● Task details: Wherever the string "friendly" appears in the listing, copy that line.

● Supplied material:
____________

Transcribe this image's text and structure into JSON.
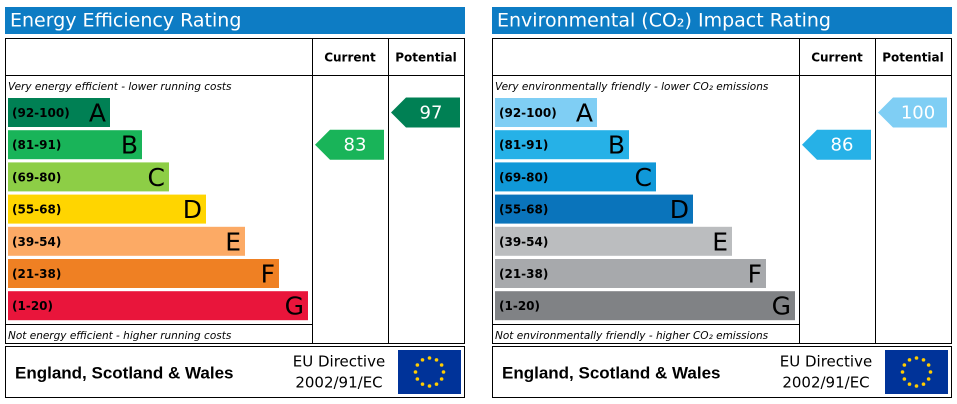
{
  "panels": [
    {
      "title": "Energy Efficiency Rating",
      "current_header": "Current",
      "potential_header": "Potential",
      "top_note": "Very energy efficient - lower running costs",
      "bottom_note": "Not energy efficient - higher running costs",
      "bands": [
        {
          "range": "(92-100)",
          "letter": "A",
          "color": "#008054"
        },
        {
          "range": "(81-91)",
          "letter": "B",
          "color": "#19b459"
        },
        {
          "range": "(69-80)",
          "letter": "C",
          "color": "#8dce46"
        },
        {
          "range": "(55-68)",
          "letter": "D",
          "color": "#ffd500"
        },
        {
          "range": "(39-54)",
          "letter": "E",
          "color": "#fcaa65"
        },
        {
          "range": "(21-38)",
          "letter": "F",
          "color": "#ef8023"
        },
        {
          "range": "(1-20)",
          "letter": "G",
          "color": "#e9153b"
        }
      ],
      "current": 83,
      "potential": 97,
      "region": "England, Scotland & Wales",
      "directive": "EU Directive",
      "directive_code": "2002/91/EC"
    },
    {
      "title": "Environmental (CO₂) Impact Rating",
      "current_header": "Current",
      "potential_header": "Potential",
      "top_note": "Very environmentally friendly - lower CO₂ emissions",
      "bottom_note": "Not environmentally friendly - higher CO₂ emissions",
      "bands": [
        {
          "range": "(92-100)",
          "letter": "A",
          "color": "#7fcef4"
        },
        {
          "range": "(81-91)",
          "letter": "B",
          "color": "#26b1e7"
        },
        {
          "range": "(69-80)",
          "letter": "C",
          "color": "#1098d8"
        },
        {
          "range": "(55-68)",
          "letter": "D",
          "color": "#0a74bb"
        },
        {
          "range": "(39-54)",
          "letter": "E",
          "color": "#bbbdbf"
        },
        {
          "range": "(21-38)",
          "letter": "F",
          "color": "#a7a9ac"
        },
        {
          "range": "(1-20)",
          "letter": "G",
          "color": "#808285"
        }
      ],
      "current": 86,
      "potential": 100,
      "region": "England, Scotland & Wales",
      "directive": "EU Directive",
      "directive_code": "2002/91/EC"
    }
  ]
}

____________

● Written response:
      "top_note": "Very environmentally friendly - lower CO₂ emissions",
      "bottom_note": "Not environmentally friendly - higher CO₂ emissions",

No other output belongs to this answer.